YOUR OBJECTIVE: Count how many lines of the material hold "this". Respond with that number alone.
* Start GIVEN ENTRIES *
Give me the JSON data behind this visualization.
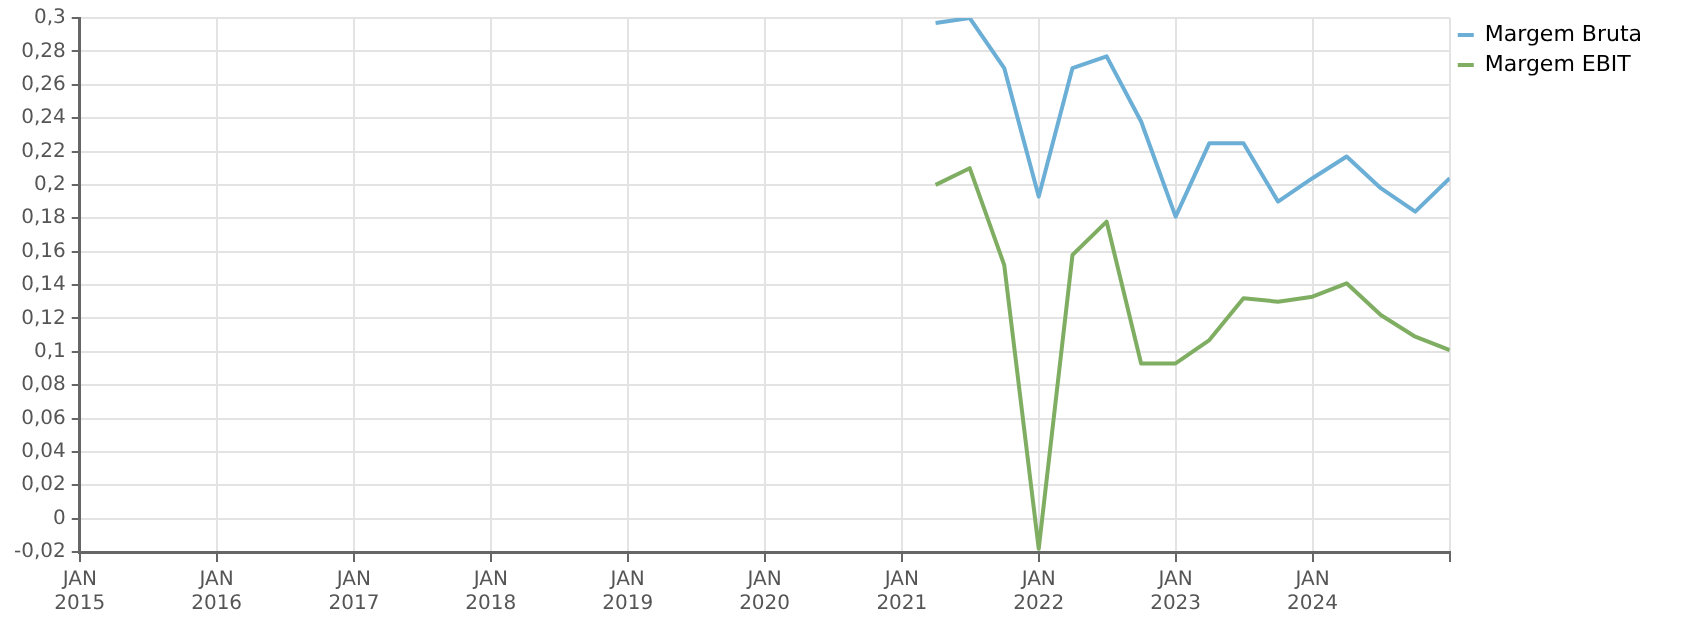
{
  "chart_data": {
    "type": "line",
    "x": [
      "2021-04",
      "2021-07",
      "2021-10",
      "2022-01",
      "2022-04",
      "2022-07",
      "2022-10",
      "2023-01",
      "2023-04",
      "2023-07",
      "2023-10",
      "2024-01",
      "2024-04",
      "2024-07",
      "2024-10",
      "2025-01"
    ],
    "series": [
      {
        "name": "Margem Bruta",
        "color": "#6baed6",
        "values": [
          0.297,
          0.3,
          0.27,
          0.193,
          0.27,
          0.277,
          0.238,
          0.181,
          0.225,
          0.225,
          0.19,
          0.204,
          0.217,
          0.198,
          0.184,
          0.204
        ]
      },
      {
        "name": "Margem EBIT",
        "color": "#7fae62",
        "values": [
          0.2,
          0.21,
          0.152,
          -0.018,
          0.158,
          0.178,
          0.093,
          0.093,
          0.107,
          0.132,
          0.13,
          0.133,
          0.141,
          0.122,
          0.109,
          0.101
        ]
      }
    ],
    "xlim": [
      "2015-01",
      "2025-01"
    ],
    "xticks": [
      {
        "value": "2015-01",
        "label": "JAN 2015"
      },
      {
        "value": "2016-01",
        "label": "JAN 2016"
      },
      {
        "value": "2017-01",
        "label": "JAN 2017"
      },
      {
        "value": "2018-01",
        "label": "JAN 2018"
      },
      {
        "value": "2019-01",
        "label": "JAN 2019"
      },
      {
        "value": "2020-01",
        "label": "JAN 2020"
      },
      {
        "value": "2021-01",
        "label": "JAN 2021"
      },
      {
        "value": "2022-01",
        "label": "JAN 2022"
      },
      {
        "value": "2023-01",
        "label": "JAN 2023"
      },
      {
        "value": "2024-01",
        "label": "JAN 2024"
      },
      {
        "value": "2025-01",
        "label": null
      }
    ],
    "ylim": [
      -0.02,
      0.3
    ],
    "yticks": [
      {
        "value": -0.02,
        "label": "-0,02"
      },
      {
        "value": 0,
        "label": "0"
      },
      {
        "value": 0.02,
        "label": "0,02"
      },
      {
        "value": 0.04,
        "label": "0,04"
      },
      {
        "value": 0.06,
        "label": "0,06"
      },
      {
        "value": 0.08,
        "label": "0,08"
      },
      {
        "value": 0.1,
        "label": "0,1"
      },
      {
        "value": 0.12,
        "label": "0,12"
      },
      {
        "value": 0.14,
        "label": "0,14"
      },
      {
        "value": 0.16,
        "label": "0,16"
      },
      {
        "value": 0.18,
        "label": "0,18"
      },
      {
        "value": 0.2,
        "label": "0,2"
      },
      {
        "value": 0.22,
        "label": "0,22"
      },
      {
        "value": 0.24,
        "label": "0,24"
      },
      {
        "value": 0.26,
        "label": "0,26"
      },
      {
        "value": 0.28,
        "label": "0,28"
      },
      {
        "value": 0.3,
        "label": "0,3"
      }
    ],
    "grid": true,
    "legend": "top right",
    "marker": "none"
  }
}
* End GIVEN ENTRIES *
* Start GIVEN ENTRIES *
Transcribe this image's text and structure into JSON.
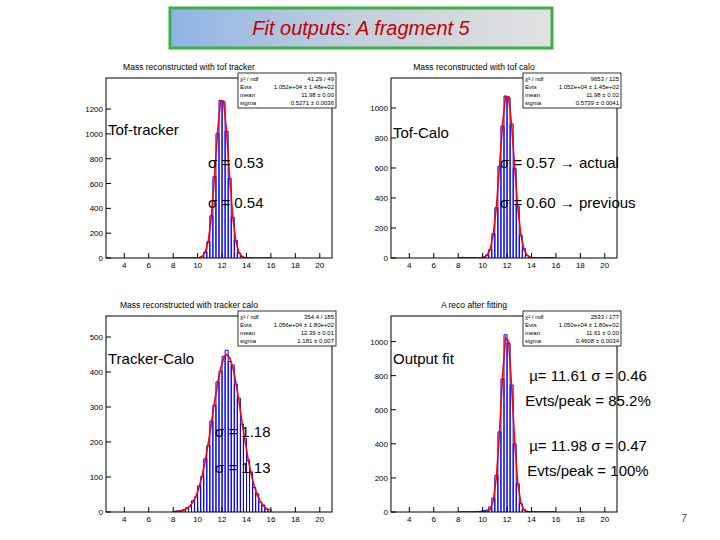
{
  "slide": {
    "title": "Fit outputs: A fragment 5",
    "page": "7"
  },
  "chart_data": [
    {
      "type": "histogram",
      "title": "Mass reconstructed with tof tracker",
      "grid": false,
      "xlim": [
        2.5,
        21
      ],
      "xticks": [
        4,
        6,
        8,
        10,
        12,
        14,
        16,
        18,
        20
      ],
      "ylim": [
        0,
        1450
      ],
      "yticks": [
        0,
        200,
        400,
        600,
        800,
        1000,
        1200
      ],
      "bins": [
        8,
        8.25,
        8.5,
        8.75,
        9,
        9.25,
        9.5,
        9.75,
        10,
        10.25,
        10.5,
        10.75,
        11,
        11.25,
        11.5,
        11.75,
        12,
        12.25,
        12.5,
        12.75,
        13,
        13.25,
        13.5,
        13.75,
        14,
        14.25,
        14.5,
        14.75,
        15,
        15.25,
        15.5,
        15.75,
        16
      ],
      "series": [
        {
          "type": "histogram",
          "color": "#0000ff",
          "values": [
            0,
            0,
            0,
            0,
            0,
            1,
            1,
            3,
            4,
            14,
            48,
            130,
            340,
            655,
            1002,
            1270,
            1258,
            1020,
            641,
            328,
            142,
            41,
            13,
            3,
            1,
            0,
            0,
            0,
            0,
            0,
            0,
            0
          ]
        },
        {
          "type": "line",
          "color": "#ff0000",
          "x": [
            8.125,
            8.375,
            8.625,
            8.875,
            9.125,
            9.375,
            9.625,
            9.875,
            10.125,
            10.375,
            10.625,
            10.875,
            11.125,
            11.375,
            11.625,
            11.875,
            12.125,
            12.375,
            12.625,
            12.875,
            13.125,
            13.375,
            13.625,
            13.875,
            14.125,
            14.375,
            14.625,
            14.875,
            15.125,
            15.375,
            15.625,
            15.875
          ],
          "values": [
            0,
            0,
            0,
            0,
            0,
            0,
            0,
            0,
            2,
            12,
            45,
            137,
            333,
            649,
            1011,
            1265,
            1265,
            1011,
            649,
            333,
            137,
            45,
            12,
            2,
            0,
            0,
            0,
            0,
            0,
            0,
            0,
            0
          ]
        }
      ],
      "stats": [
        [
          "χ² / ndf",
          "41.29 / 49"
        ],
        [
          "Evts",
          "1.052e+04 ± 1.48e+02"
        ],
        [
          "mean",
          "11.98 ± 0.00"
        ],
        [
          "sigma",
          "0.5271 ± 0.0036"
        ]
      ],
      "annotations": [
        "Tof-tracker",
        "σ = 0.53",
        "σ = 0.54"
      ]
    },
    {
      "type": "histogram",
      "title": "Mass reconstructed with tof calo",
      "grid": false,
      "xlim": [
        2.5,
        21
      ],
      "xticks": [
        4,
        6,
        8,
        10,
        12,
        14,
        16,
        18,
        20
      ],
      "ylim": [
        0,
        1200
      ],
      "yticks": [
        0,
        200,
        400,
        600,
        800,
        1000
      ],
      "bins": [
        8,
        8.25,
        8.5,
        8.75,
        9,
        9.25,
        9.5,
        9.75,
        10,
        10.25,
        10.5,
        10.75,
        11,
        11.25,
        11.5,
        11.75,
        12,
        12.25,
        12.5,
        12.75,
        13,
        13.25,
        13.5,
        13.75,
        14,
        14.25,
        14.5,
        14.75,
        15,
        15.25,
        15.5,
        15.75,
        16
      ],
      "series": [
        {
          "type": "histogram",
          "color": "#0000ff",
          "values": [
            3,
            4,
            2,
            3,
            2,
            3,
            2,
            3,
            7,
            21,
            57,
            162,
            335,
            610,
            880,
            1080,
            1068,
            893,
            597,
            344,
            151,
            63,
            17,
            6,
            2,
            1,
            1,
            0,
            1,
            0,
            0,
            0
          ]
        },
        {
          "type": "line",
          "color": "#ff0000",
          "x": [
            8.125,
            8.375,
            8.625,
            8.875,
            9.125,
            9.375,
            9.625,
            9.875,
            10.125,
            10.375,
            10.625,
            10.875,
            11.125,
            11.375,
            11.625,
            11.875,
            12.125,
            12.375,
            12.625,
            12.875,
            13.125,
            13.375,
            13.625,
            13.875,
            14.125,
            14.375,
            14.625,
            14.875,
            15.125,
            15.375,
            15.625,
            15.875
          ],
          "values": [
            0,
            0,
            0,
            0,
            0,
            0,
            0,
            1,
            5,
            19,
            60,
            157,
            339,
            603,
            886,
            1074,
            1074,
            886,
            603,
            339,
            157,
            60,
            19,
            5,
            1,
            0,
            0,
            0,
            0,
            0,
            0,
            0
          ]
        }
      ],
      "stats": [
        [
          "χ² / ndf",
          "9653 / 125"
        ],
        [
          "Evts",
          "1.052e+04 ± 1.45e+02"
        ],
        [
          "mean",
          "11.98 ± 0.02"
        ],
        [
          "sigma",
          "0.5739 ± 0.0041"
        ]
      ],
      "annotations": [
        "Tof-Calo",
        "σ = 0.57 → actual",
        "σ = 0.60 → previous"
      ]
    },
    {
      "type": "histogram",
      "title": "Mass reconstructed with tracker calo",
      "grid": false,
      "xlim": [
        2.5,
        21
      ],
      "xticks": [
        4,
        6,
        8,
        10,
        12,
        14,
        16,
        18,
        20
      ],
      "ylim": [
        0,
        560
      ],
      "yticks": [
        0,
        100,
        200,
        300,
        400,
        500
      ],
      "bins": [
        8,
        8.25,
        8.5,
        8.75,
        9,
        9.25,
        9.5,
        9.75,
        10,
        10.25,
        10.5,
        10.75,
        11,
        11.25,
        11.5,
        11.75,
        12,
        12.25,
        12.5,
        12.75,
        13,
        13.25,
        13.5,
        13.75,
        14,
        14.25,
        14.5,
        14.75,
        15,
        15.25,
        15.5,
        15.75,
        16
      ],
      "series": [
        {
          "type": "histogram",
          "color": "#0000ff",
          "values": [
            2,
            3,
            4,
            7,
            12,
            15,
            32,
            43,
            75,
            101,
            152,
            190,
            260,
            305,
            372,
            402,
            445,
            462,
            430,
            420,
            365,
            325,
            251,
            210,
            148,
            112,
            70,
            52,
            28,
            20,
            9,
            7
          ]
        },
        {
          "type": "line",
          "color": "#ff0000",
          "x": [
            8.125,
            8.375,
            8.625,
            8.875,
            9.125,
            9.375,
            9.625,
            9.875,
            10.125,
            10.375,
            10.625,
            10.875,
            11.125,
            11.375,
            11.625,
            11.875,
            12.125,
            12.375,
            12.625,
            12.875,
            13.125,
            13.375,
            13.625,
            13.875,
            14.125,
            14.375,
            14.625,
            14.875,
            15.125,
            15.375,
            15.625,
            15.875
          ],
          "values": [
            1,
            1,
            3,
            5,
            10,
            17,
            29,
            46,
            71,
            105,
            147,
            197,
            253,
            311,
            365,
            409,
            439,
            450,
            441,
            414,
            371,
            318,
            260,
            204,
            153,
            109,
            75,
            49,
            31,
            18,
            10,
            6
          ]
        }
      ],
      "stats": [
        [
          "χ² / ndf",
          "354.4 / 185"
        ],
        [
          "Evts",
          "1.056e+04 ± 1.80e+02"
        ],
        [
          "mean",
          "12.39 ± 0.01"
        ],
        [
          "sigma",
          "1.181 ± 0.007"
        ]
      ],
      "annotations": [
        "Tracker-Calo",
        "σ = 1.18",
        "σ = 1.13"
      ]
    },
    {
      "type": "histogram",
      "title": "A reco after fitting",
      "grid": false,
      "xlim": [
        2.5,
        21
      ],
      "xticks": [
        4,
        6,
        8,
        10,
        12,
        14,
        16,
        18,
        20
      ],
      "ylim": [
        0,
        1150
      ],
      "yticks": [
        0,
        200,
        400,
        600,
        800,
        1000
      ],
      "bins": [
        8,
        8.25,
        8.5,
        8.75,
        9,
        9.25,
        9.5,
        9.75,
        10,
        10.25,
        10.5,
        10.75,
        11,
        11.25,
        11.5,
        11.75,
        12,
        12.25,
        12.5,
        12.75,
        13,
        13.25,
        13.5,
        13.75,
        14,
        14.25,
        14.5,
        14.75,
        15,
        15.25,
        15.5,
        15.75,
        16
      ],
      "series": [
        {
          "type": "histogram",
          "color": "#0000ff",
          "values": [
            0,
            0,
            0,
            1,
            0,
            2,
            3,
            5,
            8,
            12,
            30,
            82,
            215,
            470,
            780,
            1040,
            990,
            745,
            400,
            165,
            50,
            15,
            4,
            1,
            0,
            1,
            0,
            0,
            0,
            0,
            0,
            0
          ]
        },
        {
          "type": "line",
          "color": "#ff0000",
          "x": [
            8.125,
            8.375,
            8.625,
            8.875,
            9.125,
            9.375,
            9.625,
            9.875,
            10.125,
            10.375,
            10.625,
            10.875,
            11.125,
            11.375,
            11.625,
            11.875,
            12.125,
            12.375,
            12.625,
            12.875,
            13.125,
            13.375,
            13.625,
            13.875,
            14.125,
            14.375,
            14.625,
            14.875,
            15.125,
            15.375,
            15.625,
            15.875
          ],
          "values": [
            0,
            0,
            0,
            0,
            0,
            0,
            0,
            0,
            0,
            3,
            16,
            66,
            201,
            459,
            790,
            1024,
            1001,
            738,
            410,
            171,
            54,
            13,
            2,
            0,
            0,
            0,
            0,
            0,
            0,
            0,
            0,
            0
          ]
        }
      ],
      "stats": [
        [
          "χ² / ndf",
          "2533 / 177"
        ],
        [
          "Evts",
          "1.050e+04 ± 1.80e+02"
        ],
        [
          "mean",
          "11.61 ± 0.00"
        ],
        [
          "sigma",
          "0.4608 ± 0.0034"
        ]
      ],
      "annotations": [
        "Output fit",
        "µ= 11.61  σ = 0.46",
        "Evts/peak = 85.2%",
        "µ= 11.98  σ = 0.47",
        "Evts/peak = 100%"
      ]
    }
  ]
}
* End GIVEN ENTRIES *
ANSWER TO THE EXERCISE: 2